DIRECTIONS:
In your copy, include every line of the listing below exactly but none of the pictures.

DATA LINES:
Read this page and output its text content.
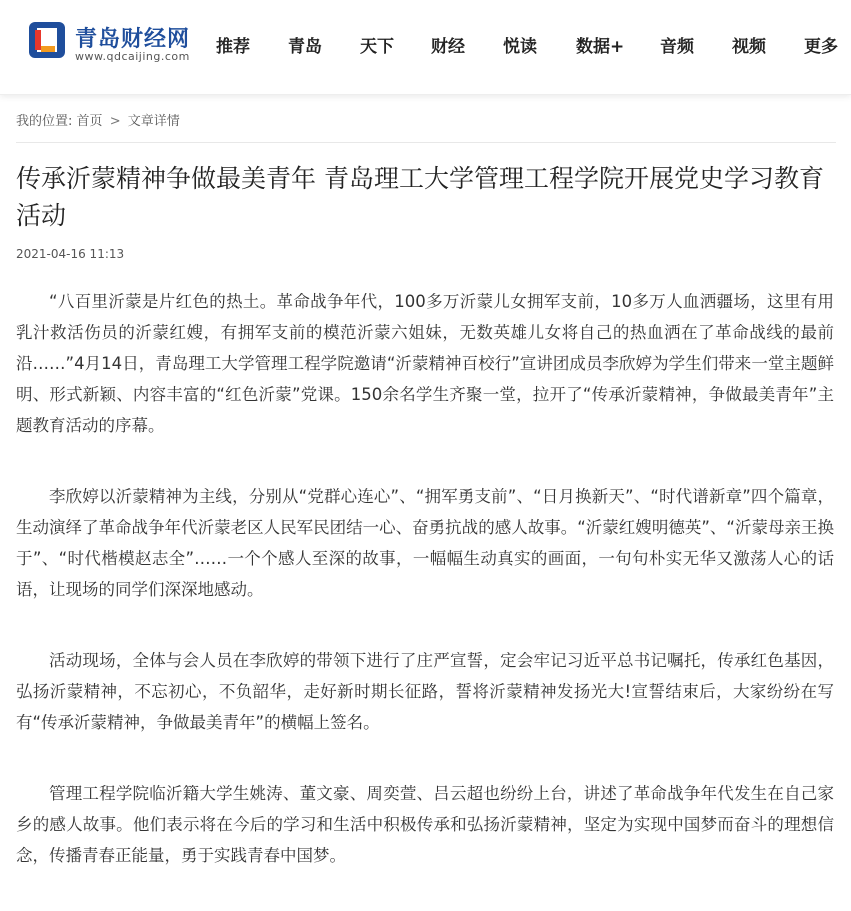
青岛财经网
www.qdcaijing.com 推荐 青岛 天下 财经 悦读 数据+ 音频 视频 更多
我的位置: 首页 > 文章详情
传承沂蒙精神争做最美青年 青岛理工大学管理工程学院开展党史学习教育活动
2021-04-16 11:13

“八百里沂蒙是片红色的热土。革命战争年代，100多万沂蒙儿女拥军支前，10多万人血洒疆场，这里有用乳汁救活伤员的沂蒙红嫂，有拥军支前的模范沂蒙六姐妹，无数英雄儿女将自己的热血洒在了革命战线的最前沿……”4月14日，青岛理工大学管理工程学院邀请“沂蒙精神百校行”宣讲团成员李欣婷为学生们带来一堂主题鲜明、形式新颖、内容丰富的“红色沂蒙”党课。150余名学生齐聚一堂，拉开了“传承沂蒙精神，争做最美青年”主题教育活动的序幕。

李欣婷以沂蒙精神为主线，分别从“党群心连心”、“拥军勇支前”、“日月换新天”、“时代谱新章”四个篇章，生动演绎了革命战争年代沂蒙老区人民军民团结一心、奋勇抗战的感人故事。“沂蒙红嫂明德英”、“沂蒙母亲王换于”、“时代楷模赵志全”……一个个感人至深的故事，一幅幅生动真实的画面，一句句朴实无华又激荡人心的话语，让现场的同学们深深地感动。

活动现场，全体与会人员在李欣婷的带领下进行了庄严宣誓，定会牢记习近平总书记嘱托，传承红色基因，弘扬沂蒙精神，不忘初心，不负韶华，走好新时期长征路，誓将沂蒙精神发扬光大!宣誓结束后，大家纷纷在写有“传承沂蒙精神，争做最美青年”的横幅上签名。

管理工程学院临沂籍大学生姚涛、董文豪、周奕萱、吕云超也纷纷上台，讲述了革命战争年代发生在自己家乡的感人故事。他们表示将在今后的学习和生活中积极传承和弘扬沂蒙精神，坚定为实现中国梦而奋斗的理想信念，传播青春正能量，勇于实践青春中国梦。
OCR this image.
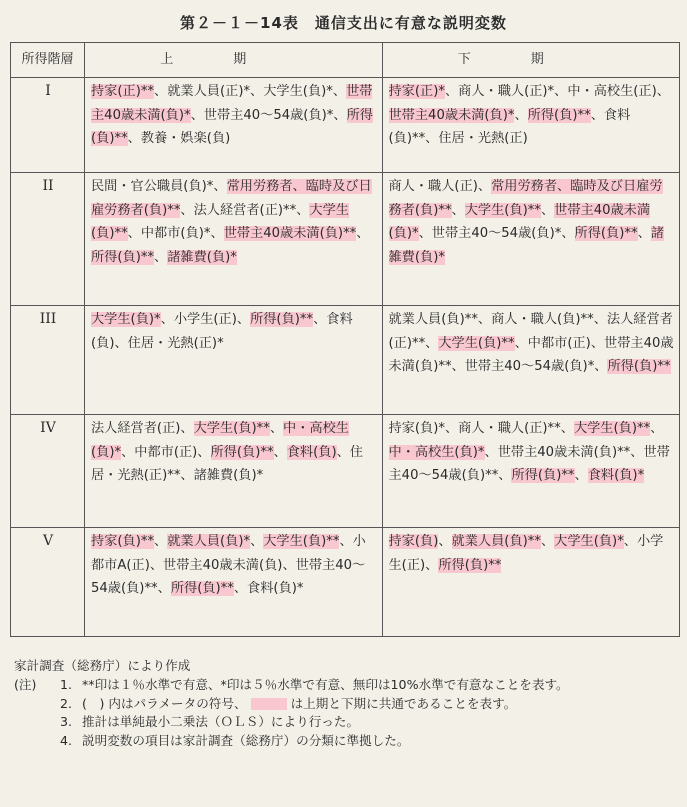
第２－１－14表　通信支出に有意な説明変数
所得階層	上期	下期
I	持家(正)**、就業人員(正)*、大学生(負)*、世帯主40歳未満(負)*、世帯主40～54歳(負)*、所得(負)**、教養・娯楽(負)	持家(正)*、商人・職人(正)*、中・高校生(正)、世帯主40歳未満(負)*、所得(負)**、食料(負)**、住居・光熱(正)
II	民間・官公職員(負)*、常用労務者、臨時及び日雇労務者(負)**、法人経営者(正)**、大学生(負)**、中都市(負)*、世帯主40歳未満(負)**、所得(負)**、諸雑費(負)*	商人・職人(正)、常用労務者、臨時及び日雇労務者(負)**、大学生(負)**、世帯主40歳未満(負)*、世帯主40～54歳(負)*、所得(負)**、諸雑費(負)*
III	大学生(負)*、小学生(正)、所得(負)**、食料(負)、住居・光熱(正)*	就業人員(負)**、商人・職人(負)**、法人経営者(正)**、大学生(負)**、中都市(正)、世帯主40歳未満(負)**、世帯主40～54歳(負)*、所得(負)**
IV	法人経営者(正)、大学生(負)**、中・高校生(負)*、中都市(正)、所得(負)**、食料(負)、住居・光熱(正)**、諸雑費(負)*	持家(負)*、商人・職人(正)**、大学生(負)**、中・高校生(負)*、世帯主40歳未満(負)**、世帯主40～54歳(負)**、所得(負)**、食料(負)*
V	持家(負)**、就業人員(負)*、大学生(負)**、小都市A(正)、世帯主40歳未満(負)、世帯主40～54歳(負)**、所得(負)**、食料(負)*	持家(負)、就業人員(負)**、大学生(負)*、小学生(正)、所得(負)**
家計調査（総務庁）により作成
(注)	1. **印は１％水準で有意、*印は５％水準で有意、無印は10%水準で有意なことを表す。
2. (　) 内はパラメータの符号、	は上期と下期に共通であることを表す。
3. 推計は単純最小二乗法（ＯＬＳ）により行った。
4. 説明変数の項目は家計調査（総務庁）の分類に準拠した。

SOLUTION TO THE EXERCISE:
Read this page and output its text content.
青岛财经网
www.qdcaijing.com 推荐 青岛 天下 财经 悦读 数据+ 音频 视频 更多
我的位置: 首页 > 文章详情
传承沂蒙精神争做最美青年 青岛理工大学管理工程学院开展党史学习教育活动
2021-04-16 11:13

“八百里沂蒙是片红色的热土。革命战争年代，100多万沂蒙儿女拥军支前，10多万人血洒疆场，这里有用乳汁救活伤员的沂蒙红嫂，有拥军支前的模范沂蒙六姐妹，无数英雄儿女将自己的热血洒在了革命战线的最前沿……”4月14日，青岛理工大学管理工程学院邀请“沂蒙精神百校行”宣讲团成员李欣婷为学生们带来一堂主题鲜明、形式新颖、内容丰富的“红色沂蒙”党课。150余名学生齐聚一堂，拉开了“传承沂蒙精神，争做最美青年”主题教育活动的序幕。

李欣婷以沂蒙精神为主线，分别从“党群心连心”、“拥军勇支前”、“日月换新天”、“时代谱新章”四个篇章，生动演绎了革命战争年代沂蒙老区人民军民团结一心、奋勇抗战的感人故事。“沂蒙红嫂明德英”、“沂蒙母亲王换于”、“时代楷模赵志全”……一个个感人至深的故事，一幅幅生动真实的画面，一句句朴实无华又激荡人心的话语，让现场的同学们深深地感动。

活动现场，全体与会人员在李欣婷的带领下进行了庄严宣誓，定会牢记习近平总书记嘱托，传承红色基因，弘扬沂蒙精神，不忘初心，不负韶华，走好新时期长征路，誓将沂蒙精神发扬光大!宣誓结束后，大家纷纷在写有“传承沂蒙精神，争做最美青年”的横幅上签名。

管理工程学院临沂籍大学生姚涛、董文豪、周奕萱、吕云超也纷纷上台，讲述了革命战争年代发生在自己家乡的感人故事。他们表示将在今后的学习和生活中积极传承和弘扬沂蒙精神，坚定为实现中国梦而奋斗的理想信念，传播青春正能量，勇于实践青春中国梦。
OCR this image.
第２－１－14表　通信支出に有意な説明変数
所得階層	上期	下期
I	持家(正)**、就業人員(正)*、大学生(負)*、世帯主40歳未満(負)*、世帯主40～54歳(負)*、所得(負)**、教養・娯楽(負)	持家(正)*、商人・職人(正)*、中・高校生(正)、世帯主40歳未満(負)*、所得(負)**、食料(負)**、住居・光熱(正)
II	民間・官公職員(負)*、常用労務者、臨時及び日雇労務者(負)**、法人経営者(正)**、大学生(負)**、中都市(負)*、世帯主40歳未満(負)**、所得(負)**、諸雑費(負)*	商人・職人(正)、常用労務者、臨時及び日雇労務者(負)**、大学生(負)**、世帯主40歳未満(負)*、世帯主40～54歳(負)*、所得(負)**、諸雑費(負)*
III	大学生(負)*、小学生(正)、所得(負)**、食料(負)、住居・光熱(正)*	就業人員(負)**、商人・職人(負)**、法人経営者(正)**、大学生(負)**、中都市(正)、世帯主40歳未満(負)**、世帯主40～54歳(負)*、所得(負)**
IV	法人経営者(正)、大学生(負)**、中・高校生(負)*、中都市(正)、所得(負)**、食料(負)、住居・光熱(正)**、諸雑費(負)*	持家(負)*、商人・職人(正)**、大学生(負)**、中・高校生(負)*、世帯主40歳未満(負)**、世帯主40～54歳(負)**、所得(負)**、食料(負)*
V	持家(負)**、就業人員(負)*、大学生(負)**、小都市A(正)、世帯主40歳未満(負)、世帯主40～54歳(負)**、所得(負)**、食料(負)*	持家(負)、就業人員(負)**、大学生(負)*、小学生(正)、所得(負)**
家計調査（総務庁）により作成
(注)	1. **印は１％水準で有意、*印は５％水準で有意、無印は10%水準で有意なことを表す。
2. (　) 内はパラメータの符号、	は上期と下期に共通であることを表す。
3. 推計は単純最小二乗法（ＯＬＳ）により行った。
4. 説明変数の項目は家計調査（総務庁）の分類に準拠した。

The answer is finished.